- [Recorded data]:

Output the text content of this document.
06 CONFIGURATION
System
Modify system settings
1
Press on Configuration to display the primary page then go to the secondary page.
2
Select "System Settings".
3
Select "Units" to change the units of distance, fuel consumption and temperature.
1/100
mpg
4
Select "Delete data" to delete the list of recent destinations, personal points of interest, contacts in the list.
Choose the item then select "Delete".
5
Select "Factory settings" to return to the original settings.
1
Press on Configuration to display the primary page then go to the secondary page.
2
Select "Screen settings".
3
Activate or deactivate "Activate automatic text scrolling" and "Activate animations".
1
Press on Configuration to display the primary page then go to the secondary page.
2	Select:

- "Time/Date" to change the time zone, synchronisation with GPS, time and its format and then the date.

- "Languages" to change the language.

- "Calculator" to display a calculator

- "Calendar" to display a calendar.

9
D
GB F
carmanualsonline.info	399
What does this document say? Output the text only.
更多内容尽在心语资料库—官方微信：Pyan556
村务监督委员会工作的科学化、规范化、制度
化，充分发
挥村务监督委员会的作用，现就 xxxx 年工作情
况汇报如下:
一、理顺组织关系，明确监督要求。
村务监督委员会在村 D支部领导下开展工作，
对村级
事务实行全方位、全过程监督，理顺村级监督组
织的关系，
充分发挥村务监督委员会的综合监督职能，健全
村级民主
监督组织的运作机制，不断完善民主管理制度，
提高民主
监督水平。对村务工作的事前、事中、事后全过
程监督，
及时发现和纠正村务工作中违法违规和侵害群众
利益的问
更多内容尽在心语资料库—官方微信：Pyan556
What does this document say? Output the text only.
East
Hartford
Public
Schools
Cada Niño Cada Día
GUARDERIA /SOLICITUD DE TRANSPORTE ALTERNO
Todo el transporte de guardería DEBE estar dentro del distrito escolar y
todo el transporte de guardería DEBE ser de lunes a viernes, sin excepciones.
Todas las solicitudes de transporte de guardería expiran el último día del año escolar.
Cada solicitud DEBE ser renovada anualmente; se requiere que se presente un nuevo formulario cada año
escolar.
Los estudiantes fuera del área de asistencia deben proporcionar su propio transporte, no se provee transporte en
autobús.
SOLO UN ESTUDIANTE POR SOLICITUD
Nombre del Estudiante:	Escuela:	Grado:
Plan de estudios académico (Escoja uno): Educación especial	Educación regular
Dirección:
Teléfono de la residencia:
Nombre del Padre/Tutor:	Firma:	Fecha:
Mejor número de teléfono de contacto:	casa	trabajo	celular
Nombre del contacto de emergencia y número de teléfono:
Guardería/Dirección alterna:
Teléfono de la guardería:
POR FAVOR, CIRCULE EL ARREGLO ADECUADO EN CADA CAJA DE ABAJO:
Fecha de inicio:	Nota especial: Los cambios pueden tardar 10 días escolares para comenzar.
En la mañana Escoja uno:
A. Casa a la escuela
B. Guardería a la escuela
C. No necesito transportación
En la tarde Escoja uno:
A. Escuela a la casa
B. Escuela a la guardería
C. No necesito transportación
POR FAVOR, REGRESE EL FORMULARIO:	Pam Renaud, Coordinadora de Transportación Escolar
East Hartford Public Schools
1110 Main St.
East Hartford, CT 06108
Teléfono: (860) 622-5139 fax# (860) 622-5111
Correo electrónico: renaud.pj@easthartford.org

- [To be done]: Recopy the entries above exactly, with every line included.

- [Exercise output]:
Output the text content of this document.
06 CONFIGURATION
System
Modify system settings
1
Press on Configuration to display the primary page then go to the secondary page.
2
Select "System Settings".
3
Select "Units" to change the units of distance, fuel consumption and temperature.
1/100
mpg
4
Select "Delete data" to delete the list of recent destinations, personal points of interest, contacts in the list.
Choose the item then select "Delete".
5
Select "Factory settings" to return to the original settings.
1
Press on Configuration to display the primary page then go to the secondary page.
2
Select "Screen settings".
3
Activate or deactivate "Activate automatic text scrolling" and "Activate animations".
1
Press on Configuration to display the primary page then go to the secondary page.
2	Select:

- "Time/Date" to change the time zone, synchronisation with GPS, time and its format and then the date.

- "Languages" to change the language.

- "Calculator" to display a calculator

- "Calendar" to display a calendar.

9
D
GB F
carmanualsonline.info	399
What does this document say? Output the text only.
更多内容尽在心语资料库—官方微信：Pyan556
村务监督委员会工作的科学化、规范化、制度
化，充分发
挥村务监督委员会的作用，现就 xxxx 年工作情
况汇报如下:
一、理顺组织关系，明确监督要求。
村务监督委员会在村 D支部领导下开展工作，
对村级
事务实行全方位、全过程监督，理顺村级监督组
织的关系，
充分发挥村务监督委员会的综合监督职能，健全
村级民主
监督组织的运作机制，不断完善民主管理制度，
提高民主
监督水平。对村务工作的事前、事中、事后全过
程监督，
及时发现和纠正村务工作中违法违规和侵害群众
利益的问
更多内容尽在心语资料库—官方微信：Pyan556
What does this document say? Output the text only.
East
Hartford
Public
Schools
Cada Niño Cada Día
GUARDERIA /SOLICITUD DE TRANSPORTE ALTERNO
Todo el transporte de guardería DEBE estar dentro del distrito escolar y
todo el transporte de guardería DEBE ser de lunes a viernes, sin excepciones.
Todas las solicitudes de transporte de guardería expiran el último día del año escolar.
Cada solicitud DEBE ser renovada anualmente; se requiere que se presente un nuevo formulario cada año
escolar.
Los estudiantes fuera del área de asistencia deben proporcionar su propio transporte, no se provee transporte en
autobús.
SOLO UN ESTUDIANTE POR SOLICITUD
Nombre del Estudiante:	Escuela:	Grado:
Plan de estudios académico (Escoja uno): Educación especial	Educación regular
Dirección:
Teléfono de la residencia:
Nombre del Padre/Tutor:	Firma:	Fecha:
Mejor número de teléfono de contacto:	casa	trabajo	celular
Nombre del contacto de emergencia y número de teléfono:
Guardería/Dirección alterna:
Teléfono de la guardería:
POR FAVOR, CIRCULE EL ARREGLO ADECUADO EN CADA CAJA DE ABAJO:
Fecha de inicio:	Nota especial: Los cambios pueden tardar 10 días escolares para comenzar.
En la mañana Escoja uno:
A. Casa a la escuela
B. Guardería a la escuela
C. No necesito transportación
En la tarde Escoja uno:
A. Escuela a la casa
B. Escuela a la guardería
C. No necesito transportación
POR FAVOR, REGRESE EL FORMULARIO:	Pam Renaud, Coordinadora de Transportación Escolar
East Hartford Public Schools
1110 Main St.
East Hartford, CT 06108
Teléfono: (860) 622-5139 fax# (860) 622-5111
Correo electrónico: renaud.pj@easthartford.org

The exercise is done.